> _WRITTEN EXERCISE_
Copy out each line that has "YEAGER" in it.

> _EXERCISE INPUTS_
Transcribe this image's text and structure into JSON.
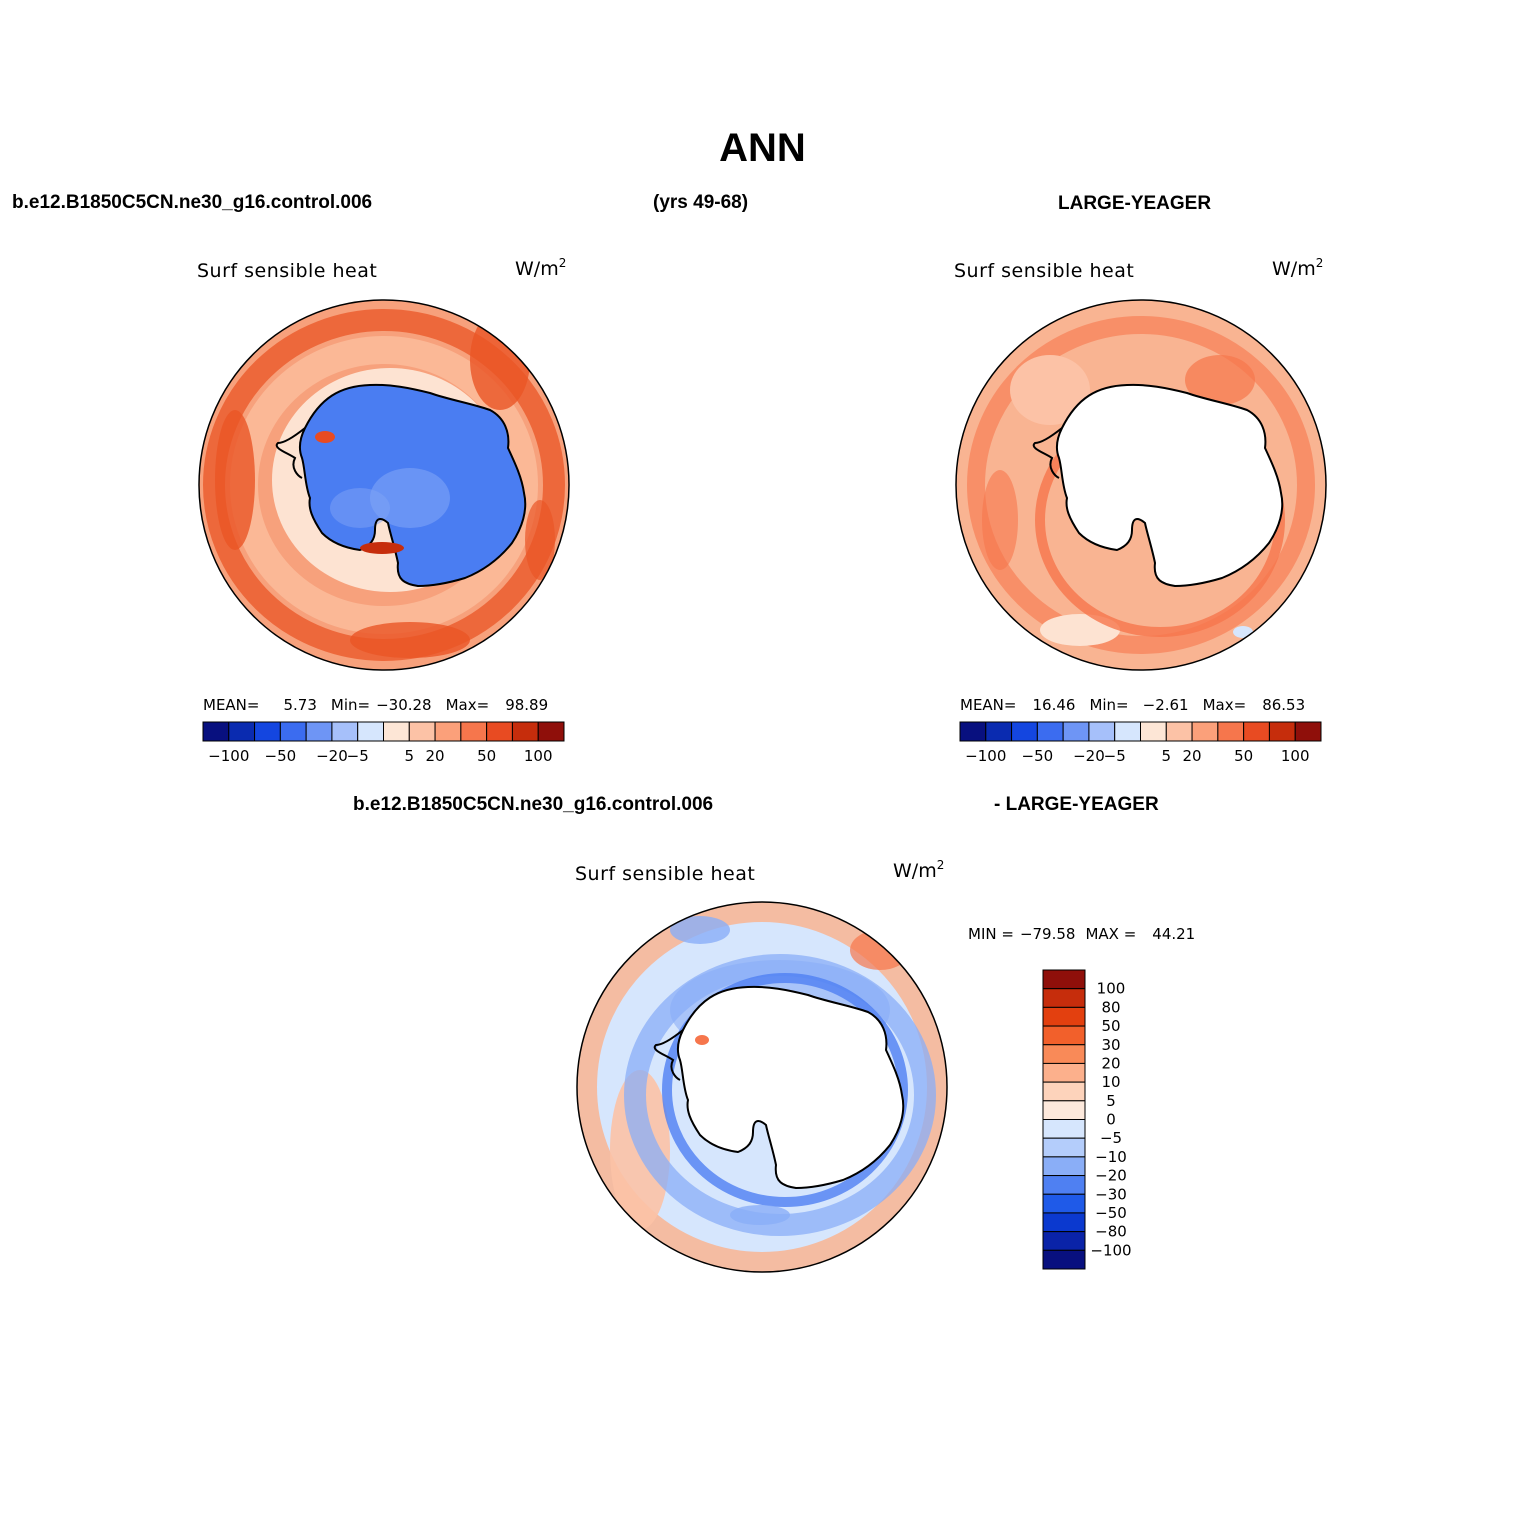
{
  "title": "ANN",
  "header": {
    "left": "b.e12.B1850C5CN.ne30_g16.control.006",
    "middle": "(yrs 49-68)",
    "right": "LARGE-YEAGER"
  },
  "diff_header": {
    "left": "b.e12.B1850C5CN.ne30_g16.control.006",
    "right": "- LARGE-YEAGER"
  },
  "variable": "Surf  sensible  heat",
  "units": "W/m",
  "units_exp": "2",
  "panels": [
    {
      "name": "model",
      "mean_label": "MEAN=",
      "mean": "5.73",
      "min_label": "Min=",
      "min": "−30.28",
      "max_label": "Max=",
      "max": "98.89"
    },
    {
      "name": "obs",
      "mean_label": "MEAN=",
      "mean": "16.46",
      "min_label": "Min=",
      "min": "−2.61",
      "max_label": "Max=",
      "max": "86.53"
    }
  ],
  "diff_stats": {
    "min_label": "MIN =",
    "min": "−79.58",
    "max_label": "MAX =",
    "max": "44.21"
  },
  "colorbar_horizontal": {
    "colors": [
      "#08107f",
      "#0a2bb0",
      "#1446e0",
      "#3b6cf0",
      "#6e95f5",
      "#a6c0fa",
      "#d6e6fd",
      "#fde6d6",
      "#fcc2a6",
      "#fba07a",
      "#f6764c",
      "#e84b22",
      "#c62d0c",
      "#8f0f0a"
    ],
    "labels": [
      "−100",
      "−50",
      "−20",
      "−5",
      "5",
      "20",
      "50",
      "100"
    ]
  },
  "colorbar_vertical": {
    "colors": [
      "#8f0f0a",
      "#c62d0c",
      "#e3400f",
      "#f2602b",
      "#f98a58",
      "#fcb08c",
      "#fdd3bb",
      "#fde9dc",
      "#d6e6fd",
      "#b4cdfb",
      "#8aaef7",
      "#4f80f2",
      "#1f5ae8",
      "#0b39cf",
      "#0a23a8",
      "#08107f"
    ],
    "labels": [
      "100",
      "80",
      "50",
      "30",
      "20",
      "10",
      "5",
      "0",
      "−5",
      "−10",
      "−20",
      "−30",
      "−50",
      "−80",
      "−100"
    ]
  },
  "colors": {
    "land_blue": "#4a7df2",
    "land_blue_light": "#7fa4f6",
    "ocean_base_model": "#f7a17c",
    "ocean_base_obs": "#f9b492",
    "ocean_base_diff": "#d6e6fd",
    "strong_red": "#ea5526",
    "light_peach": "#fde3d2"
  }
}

> _RESULT BELOW_
    "right": "LARGE-YEAGER"
    "right": "- LARGE-YEAGER"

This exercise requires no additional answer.